Dataset entries:
++++++++++++++++++++

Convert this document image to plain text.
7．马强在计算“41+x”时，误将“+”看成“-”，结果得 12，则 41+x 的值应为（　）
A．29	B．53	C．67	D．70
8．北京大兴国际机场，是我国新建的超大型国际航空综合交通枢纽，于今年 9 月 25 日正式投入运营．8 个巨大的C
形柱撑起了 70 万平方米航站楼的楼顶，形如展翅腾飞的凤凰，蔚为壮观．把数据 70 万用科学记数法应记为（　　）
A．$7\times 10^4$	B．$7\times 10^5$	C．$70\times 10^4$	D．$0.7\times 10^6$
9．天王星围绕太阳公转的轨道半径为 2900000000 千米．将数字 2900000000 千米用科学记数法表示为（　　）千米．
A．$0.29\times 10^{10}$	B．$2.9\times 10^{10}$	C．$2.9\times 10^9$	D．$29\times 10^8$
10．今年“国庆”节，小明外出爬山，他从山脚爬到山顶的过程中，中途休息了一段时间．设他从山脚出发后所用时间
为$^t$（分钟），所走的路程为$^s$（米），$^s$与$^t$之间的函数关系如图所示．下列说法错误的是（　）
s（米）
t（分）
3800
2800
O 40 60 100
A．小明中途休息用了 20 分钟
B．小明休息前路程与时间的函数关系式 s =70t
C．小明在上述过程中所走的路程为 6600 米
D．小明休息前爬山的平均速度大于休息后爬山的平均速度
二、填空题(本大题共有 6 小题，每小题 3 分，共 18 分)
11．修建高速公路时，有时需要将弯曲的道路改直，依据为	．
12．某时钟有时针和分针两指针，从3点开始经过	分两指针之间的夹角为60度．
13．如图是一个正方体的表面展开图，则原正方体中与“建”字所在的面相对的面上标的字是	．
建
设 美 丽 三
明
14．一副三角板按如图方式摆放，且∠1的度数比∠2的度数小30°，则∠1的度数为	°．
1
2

++++++++++++++++++++

▸ **SET EXERCISE**
Which lines hold the word "times"? Return all of them from the records above.

▸ **WRITTEN REPLY**
A．$7\times 10^4$	B．$7\times 10^5$	C．$70\times 10^4$	D．$0.7\times 10^6$
A．$0.29\times 10^{10}$	B．$2.9\times 10^{10}$	C．$2.9\times 10^9$	D．$29\times 10^8$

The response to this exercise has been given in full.